**Set problem**
Could you write out the records below exactly as they appear, leaving out any pictures?
──────── Input data
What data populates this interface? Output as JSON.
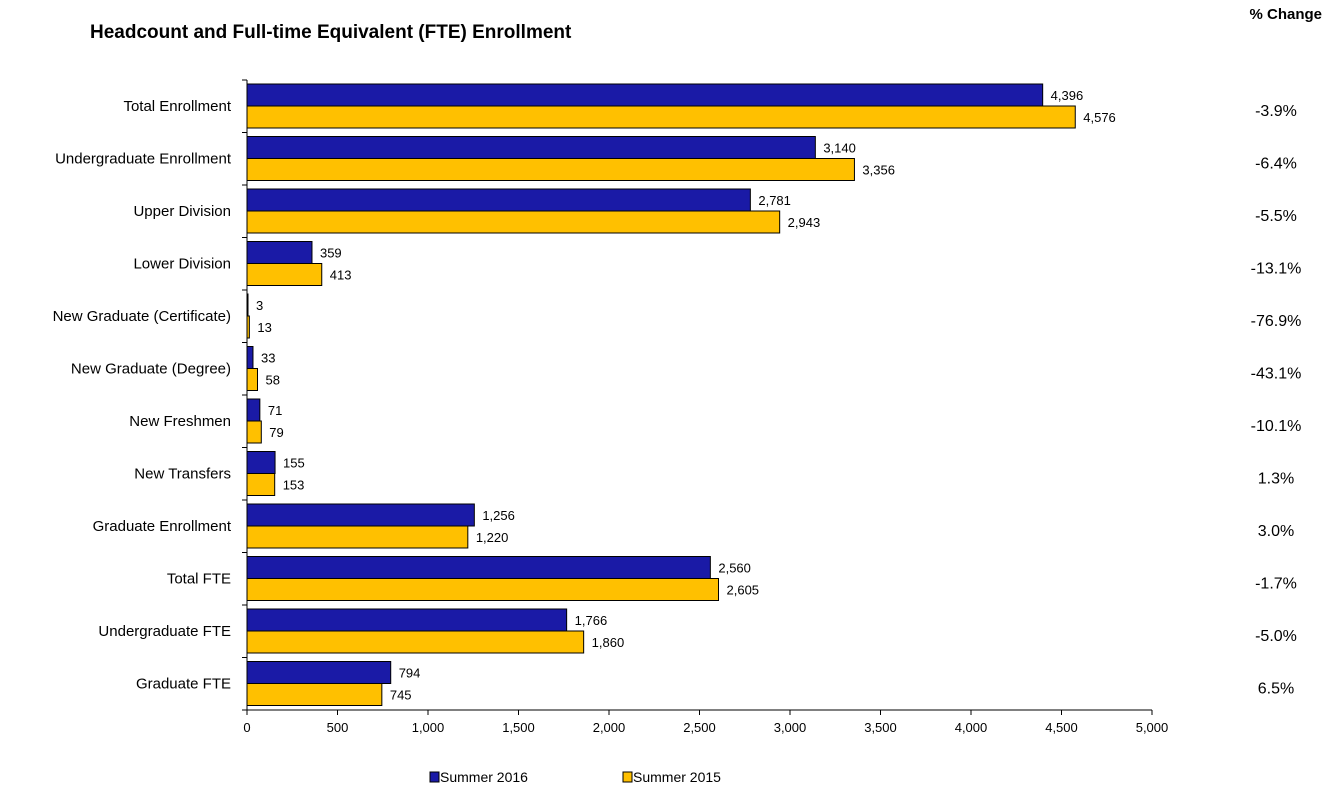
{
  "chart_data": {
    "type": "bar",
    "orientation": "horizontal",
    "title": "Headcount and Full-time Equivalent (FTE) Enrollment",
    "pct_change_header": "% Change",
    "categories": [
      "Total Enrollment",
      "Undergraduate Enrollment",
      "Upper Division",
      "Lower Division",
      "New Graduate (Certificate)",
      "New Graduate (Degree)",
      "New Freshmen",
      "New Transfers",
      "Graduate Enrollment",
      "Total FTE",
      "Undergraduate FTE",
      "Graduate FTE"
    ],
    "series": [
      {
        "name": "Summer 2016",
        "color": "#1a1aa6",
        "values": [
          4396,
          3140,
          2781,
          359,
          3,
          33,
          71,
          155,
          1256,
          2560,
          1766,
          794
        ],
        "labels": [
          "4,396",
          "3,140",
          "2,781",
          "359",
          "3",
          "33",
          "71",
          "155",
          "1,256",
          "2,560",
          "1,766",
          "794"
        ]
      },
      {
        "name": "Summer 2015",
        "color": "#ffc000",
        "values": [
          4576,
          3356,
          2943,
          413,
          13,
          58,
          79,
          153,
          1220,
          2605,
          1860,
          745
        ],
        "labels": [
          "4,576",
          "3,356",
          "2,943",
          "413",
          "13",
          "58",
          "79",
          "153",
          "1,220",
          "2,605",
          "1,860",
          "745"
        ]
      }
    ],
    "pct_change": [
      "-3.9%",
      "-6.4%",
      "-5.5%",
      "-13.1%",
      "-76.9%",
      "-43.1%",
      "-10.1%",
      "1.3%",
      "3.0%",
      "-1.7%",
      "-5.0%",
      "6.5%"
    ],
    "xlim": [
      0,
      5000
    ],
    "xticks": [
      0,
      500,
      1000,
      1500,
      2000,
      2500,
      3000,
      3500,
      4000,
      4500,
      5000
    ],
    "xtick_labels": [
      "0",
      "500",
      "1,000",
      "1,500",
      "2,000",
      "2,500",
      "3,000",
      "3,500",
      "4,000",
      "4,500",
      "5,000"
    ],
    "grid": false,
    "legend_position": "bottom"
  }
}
────────────────
**Correct result**
What data populates this interface? Output as JSON.
{
  "chart_data": {
    "type": "bar",
    "orientation": "horizontal",
    "title": "Headcount and Full-time Equivalent (FTE) Enrollment",
    "pct_change_header": "% Change",
    "categories": [
      "Total Enrollment",
      "Undergraduate Enrollment",
      "Upper Division",
      "Lower Division",
      "New Graduate (Certificate)",
      "New Graduate (Degree)",
      "New Freshmen",
      "New Transfers",
      "Graduate Enrollment",
      "Total FTE",
      "Undergraduate FTE",
      "Graduate FTE"
    ],
    "series": [
      {
        "name": "Summer 2016",
        "color": "#1a1aa6",
        "values": [
          4396,
          3140,
          2781,
          359,
          3,
          33,
          71,
          155,
          1256,
          2560,
          1766,
          794
        ],
        "labels": [
          "4,396",
          "3,140",
          "2,781",
          "359",
          "3",
          "33",
          "71",
          "155",
          "1,256",
          "2,560",
          "1,766",
          "794"
        ]
      },
      {
        "name": "Summer 2015",
        "color": "#ffc000",
        "values": [
          4576,
          3356,
          2943,
          413,
          13,
          58,
          79,
          153,
          1220,
          2605,
          1860,
          745
        ],
        "labels": [
          "4,576",
          "3,356",
          "2,943",
          "413",
          "13",
          "58",
          "79",
          "153",
          "1,220",
          "2,605",
          "1,860",
          "745"
        ]
      }
    ],
    "pct_change": [
      "-3.9%",
      "-6.4%",
      "-5.5%",
      "-13.1%",
      "-76.9%",
      "-43.1%",
      "-10.1%",
      "1.3%",
      "3.0%",
      "-1.7%",
      "-5.0%",
      "6.5%"
    ],
    "xlim": [
      0,
      5000
    ],
    "xticks": [
      0,
      500,
      1000,
      1500,
      2000,
      2500,
      3000,
      3500,
      4000,
      4500,
      5000
    ],
    "xtick_labels": [
      "0",
      "500",
      "1,000",
      "1,500",
      "2,000",
      "2,500",
      "3,000",
      "3,500",
      "4,000",
      "4,500",
      "5,000"
    ],
    "grid": false,
    "legend_position": "bottom"
  }
}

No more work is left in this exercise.